▼▼▼

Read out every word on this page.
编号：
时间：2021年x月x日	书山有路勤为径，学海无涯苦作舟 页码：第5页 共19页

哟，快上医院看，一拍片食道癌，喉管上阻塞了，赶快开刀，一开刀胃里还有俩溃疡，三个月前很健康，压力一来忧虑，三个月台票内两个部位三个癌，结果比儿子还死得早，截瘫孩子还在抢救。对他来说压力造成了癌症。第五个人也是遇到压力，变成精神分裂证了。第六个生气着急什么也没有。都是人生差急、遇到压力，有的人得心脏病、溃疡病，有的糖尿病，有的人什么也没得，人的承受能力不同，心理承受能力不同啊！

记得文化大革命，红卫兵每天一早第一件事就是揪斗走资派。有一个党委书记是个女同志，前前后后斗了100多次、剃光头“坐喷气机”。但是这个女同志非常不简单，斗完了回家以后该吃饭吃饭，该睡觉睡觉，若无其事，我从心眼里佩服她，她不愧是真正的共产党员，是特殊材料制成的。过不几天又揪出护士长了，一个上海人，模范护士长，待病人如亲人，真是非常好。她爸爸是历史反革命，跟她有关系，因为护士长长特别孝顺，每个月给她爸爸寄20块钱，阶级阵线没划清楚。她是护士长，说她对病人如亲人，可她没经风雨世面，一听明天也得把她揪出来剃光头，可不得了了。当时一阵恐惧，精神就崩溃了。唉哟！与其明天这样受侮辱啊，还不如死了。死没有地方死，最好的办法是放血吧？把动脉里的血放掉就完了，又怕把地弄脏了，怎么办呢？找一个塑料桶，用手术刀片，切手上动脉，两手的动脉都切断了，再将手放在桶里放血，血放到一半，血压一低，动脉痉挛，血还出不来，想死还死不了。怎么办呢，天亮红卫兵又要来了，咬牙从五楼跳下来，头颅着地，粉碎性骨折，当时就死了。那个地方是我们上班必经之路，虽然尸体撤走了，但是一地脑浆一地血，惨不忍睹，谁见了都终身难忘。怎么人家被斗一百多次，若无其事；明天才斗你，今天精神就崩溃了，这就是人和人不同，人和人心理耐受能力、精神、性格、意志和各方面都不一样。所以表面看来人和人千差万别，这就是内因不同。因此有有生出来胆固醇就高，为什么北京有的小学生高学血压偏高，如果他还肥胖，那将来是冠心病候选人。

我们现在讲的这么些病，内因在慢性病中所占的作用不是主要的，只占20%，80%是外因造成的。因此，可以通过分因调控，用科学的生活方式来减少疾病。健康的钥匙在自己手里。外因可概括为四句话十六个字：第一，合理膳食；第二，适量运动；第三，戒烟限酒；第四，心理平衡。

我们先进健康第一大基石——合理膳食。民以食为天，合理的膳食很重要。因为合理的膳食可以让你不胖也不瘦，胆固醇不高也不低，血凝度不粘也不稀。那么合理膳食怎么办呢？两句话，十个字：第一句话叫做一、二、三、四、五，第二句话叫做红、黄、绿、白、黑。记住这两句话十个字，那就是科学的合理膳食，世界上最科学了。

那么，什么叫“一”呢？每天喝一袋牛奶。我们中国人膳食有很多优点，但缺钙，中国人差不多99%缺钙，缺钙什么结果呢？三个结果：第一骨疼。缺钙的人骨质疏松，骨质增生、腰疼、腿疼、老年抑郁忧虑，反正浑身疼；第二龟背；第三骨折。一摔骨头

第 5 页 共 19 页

▲▲▲

Read through the lines above and collect those that contain the string "合理膳食".

* The answer *
我们现在讲的这么些病，内因在慢性病中所占的作用不是主要的，只占20%，80%是外因造成的。因此，可以通过分因调控，用科学的生活方式来减少疾病。健康的钥匙在自己手里。外因可概括为四句话十六个字：第一，合理膳食；第二，适量运动；第三，戒烟限酒；第四，心理平衡。
我们先进健康第一大基石——合理膳食。民以食为天，合理的膳食很重要。因为合理的膳食可以让你不胖也不瘦，胆固醇不高也不低，血凝度不粘也不稀。那么合理膳食怎么办呢？两句话，十个字：第一句话叫做一、二、三、四、五，第二句话叫做红、黄、绿、白、黑。记住这两句话十个字，那就是科学的合理膳食，世界上最科学了。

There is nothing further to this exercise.